◆ What is required
For every line in the data below that contains "values", copy the line.
---------- Records shown ----------
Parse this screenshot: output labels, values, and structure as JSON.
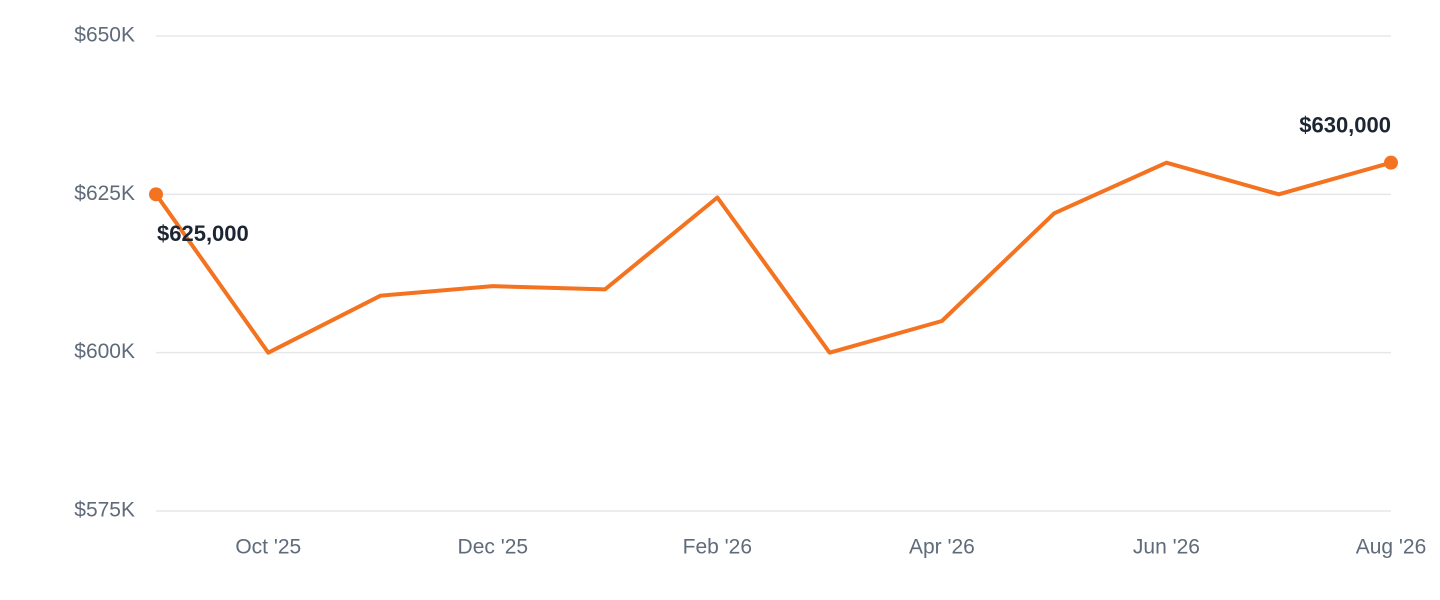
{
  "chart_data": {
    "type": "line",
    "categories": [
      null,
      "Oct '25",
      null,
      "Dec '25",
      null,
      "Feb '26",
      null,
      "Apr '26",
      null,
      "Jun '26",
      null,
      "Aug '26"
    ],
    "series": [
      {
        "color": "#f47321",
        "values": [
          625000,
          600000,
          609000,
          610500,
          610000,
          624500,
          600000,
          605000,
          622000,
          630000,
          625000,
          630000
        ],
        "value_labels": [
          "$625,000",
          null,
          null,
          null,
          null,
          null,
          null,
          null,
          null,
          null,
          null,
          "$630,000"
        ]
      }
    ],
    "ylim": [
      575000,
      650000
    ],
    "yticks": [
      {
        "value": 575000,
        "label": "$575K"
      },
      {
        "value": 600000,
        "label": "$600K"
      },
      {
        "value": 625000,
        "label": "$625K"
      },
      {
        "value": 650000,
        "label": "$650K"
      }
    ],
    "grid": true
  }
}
----------
◆ Expected answer
Parse this screenshot: output labels, values, and structure as JSON.
        "values": [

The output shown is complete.